(Description of the task) From the listing below, extract every line in which the word "this" appears.

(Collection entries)
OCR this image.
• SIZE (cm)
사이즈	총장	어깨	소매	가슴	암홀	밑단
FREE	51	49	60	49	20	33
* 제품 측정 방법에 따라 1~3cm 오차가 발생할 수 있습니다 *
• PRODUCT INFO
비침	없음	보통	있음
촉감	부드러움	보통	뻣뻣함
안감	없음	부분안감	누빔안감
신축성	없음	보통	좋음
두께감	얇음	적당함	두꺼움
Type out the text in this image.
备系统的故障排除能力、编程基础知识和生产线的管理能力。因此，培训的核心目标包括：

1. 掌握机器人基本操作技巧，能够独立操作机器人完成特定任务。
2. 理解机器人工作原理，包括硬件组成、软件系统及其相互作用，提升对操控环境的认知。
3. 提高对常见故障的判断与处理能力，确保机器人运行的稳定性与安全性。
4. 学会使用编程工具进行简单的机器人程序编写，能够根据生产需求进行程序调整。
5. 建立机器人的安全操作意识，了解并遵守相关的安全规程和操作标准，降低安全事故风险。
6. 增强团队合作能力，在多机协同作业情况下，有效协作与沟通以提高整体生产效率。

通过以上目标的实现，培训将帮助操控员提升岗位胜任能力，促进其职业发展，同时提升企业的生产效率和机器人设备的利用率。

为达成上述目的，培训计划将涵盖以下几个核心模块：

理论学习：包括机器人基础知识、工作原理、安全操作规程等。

(Written response)
OCR this image.
Type out the text in this image.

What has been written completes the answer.